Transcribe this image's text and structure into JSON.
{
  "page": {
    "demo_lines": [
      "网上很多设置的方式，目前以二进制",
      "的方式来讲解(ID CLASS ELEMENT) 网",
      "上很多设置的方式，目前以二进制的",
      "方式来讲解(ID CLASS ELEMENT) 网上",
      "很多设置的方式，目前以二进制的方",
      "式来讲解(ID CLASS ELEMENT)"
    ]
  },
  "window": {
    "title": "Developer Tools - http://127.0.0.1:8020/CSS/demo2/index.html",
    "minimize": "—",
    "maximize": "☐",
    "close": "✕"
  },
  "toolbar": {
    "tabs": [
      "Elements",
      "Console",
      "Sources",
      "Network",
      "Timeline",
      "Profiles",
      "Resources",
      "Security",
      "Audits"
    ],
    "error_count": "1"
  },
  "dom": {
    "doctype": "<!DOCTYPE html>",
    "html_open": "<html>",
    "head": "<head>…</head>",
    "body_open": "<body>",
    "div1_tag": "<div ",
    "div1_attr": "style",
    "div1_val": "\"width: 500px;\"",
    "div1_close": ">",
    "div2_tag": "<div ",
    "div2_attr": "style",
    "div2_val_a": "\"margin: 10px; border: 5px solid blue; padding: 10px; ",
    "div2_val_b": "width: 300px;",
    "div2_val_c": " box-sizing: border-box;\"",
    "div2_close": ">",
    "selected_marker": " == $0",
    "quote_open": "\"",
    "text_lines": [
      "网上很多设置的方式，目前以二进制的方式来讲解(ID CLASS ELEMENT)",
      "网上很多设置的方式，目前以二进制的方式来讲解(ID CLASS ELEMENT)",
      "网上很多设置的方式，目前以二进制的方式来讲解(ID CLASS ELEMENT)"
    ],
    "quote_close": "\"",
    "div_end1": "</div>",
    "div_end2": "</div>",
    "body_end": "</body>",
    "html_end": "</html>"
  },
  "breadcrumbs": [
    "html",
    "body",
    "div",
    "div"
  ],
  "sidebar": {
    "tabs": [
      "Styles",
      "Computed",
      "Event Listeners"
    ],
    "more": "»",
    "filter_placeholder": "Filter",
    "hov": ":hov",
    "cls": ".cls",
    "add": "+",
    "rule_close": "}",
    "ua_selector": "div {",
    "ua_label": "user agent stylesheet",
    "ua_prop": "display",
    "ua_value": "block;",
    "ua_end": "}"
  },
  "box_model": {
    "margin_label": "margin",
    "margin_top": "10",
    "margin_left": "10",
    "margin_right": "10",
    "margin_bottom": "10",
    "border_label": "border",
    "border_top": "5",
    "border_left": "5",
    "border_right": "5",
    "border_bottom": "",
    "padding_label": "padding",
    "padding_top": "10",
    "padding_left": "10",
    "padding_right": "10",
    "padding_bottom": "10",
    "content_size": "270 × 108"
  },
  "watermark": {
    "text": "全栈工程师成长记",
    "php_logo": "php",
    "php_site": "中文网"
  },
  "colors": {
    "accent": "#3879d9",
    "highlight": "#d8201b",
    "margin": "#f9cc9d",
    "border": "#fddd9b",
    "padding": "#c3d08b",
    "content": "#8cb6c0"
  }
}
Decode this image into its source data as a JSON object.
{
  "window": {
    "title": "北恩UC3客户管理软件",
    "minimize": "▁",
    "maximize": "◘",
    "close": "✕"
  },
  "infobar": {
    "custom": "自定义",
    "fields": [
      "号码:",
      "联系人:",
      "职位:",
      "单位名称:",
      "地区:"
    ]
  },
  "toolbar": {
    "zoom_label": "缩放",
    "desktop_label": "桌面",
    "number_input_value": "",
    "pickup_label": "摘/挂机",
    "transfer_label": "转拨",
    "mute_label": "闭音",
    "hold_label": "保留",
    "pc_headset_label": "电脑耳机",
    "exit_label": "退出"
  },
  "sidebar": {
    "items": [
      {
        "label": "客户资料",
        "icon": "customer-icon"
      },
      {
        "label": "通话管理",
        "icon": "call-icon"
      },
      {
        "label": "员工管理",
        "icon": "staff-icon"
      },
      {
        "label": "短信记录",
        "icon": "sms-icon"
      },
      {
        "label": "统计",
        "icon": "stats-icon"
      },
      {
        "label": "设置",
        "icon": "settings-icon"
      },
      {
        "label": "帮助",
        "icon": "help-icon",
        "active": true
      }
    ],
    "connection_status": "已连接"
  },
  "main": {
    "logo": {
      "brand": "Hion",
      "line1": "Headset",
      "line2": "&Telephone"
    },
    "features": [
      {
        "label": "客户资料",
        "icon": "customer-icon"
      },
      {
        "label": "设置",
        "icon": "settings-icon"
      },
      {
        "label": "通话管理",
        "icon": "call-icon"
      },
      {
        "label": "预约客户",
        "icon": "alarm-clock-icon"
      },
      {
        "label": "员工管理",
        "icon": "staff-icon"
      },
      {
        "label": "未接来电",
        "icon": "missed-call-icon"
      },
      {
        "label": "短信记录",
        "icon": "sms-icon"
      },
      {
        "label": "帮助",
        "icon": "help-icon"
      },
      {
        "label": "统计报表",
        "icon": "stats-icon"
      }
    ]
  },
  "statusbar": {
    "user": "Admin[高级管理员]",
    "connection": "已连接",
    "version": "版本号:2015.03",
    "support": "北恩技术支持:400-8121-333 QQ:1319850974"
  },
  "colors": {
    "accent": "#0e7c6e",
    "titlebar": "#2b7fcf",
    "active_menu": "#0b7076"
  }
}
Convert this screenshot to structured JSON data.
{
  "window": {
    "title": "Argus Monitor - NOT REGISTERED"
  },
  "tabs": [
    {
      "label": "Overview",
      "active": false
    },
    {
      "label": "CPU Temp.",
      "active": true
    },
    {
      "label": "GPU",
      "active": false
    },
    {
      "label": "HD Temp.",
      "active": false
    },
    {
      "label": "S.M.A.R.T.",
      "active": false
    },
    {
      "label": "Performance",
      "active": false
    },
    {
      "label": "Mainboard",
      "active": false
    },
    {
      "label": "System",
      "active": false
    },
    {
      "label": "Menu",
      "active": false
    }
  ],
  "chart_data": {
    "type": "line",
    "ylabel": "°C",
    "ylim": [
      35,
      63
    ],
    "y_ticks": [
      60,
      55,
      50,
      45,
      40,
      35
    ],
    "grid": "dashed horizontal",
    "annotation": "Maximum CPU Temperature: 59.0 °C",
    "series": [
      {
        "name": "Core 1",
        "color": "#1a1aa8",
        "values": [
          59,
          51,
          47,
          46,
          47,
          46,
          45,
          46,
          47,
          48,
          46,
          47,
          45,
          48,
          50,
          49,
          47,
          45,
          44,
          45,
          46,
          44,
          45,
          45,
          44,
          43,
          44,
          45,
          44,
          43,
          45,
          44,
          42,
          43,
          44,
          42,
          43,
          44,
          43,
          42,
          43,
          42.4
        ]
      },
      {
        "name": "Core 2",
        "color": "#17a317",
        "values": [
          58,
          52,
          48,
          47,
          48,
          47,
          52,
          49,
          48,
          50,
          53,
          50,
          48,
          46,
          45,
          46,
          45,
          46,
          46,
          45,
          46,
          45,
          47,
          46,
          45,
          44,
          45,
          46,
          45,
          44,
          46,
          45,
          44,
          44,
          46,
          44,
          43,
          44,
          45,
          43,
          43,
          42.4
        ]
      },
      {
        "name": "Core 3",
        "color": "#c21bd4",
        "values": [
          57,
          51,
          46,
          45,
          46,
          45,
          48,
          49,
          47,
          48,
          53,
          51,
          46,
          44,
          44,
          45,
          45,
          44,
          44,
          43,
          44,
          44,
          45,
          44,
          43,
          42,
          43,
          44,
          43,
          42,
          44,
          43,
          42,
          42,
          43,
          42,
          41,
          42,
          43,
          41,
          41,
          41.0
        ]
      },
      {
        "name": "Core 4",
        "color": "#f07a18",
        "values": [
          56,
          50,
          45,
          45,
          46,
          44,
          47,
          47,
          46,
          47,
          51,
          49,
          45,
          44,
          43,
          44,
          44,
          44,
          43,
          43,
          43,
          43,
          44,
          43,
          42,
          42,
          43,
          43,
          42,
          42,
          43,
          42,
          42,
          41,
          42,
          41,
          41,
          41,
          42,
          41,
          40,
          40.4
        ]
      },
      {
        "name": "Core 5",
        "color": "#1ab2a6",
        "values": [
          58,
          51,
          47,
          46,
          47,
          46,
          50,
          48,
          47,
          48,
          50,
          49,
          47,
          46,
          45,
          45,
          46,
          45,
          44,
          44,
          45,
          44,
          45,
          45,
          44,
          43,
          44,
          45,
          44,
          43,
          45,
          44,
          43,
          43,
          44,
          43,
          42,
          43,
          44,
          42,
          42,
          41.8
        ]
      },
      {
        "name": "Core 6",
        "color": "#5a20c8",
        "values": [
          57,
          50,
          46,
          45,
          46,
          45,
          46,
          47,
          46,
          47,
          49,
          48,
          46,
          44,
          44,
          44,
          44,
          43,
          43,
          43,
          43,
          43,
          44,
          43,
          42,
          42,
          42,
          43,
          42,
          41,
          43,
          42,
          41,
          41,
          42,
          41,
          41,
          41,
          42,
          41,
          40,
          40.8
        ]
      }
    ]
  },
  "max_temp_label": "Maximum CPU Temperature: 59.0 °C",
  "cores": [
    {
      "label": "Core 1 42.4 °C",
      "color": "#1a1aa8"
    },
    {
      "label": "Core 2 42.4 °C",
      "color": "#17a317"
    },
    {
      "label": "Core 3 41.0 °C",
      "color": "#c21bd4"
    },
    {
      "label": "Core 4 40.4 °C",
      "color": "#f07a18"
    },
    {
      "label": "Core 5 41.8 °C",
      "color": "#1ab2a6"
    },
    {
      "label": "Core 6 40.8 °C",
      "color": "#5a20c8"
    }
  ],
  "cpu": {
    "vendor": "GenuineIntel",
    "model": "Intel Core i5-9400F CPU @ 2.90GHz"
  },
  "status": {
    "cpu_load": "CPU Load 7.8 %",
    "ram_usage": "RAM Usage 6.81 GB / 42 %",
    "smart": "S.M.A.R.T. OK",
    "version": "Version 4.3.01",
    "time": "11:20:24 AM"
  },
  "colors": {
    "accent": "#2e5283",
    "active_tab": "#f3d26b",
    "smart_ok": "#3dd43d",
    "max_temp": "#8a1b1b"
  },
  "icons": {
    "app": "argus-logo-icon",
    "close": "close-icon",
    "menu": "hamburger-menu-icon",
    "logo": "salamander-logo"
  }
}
++++++++++++++++++++
Task brief: Pick out all the lines with the word "image" in them and copy them.

Task answer:
Transcribe this image's text and structure into JSON.
Decode this image into its source data as a JSON object.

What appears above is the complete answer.